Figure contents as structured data

▬▬▬▬▬▬▬▬▬▬

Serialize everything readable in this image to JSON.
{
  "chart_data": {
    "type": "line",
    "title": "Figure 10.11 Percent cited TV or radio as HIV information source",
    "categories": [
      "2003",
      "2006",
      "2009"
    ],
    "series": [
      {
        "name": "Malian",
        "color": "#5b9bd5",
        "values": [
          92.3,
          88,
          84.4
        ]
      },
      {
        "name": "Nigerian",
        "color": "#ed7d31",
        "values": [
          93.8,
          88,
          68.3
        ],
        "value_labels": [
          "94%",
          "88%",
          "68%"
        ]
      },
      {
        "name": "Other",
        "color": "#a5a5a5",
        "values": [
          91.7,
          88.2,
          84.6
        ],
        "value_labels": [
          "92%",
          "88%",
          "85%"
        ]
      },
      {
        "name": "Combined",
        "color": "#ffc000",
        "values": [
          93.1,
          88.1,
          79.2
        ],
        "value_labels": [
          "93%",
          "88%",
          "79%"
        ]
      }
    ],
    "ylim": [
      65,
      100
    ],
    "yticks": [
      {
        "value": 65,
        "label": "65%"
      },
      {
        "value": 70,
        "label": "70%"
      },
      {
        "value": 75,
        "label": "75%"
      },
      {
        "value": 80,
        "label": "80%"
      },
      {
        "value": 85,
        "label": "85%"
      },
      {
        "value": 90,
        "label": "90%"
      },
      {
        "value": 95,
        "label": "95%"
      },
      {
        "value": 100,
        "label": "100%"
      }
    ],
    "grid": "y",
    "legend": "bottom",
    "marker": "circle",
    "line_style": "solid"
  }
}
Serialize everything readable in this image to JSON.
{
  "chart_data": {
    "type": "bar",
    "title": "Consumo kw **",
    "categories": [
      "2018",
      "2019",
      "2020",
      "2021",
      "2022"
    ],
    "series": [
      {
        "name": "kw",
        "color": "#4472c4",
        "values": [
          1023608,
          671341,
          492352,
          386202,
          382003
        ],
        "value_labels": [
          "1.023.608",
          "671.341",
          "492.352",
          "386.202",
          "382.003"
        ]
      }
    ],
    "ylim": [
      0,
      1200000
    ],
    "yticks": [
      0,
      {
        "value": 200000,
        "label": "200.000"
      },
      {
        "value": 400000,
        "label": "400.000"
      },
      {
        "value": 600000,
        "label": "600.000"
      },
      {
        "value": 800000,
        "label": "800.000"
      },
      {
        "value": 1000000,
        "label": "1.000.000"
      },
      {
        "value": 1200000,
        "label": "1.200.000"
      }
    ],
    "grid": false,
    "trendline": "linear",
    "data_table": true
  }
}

▬▬▬▬▬▬▬▬▬▬

• _Objective_:
Each line above is to be repeated exactly.

• _Solution to the problem_:
Serialize everything readable in this image to JSON.
{
  "chart_data": {
    "type": "line",
    "title": "Figure 10.11 Percent cited TV or radio as HIV information source",
    "categories": [
      "2003",
      "2006",
      "2009"
    ],
    "series": [
      {
        "name": "Malian",
        "color": "#5b9bd5",
        "values": [
          92.3,
          88,
          84.4
        ]
      },
      {
        "name": "Nigerian",
        "color": "#ed7d31",
        "values": [
          93.8,
          88,
          68.3
        ],
        "value_labels": [
          "94%",
          "88%",
          "68%"
        ]
      },
      {
        "name": "Other",
        "color": "#a5a5a5",
        "values": [
          91.7,
          88.2,
          84.6
        ],
        "value_labels": [
          "92%",
          "88%",
          "85%"
        ]
      },
      {
        "name": "Combined",
        "color": "#ffc000",
        "values": [
          93.1,
          88.1,
          79.2
        ],
        "value_labels": [
          "93%",
          "88%",
          "79%"
        ]
      }
    ],
    "ylim": [
      65,
      100
    ],
    "yticks": [
      {
        "value": 65,
        "label": "65%"
      },
      {
        "value": 70,
        "label": "70%"
      },
      {
        "value": 75,
        "label": "75%"
      },
      {
        "value": 80,
        "label": "80%"
      },
      {
        "value": 85,
        "label": "85%"
      },
      {
        "value": 90,
        "label": "90%"
      },
      {
        "value": 95,
        "label": "95%"
      },
      {
        "value": 100,
        "label": "100%"
      }
    ],
    "grid": "y",
    "legend": "bottom",
    "marker": "circle",
    "line_style": "solid"
  }
}
Serialize everything readable in this image to JSON.
{
  "chart_data": {
    "type": "bar",
    "title": "Consumo kw **",
    "categories": [
      "2018",
      "2019",
      "2020",
      "2021",
      "2022"
    ],
    "series": [
      {
        "name": "kw",
        "color": "#4472c4",
        "values": [
          1023608,
          671341,
          492352,
          386202,
          382003
        ],
        "value_labels": [
          "1.023.608",
          "671.341",
          "492.352",
          "386.202",
          "382.003"
        ]
      }
    ],
    "ylim": [
      0,
      1200000
    ],
    "yticks": [
      0,
      {
        "value": 200000,
        "label": "200.000"
      },
      {
        "value": 400000,
        "label": "400.000"
      },
      {
        "value": 600000,
        "label": "600.000"
      },
      {
        "value": 800000,
        "label": "800.000"
      },
      {
        "value": 1000000,
        "label": "1.000.000"
      },
      {
        "value": 1200000,
        "label": "1.200.000"
      }
    ],
    "grid": false,
    "trendline": "linear",
    "data_table": true
  }
}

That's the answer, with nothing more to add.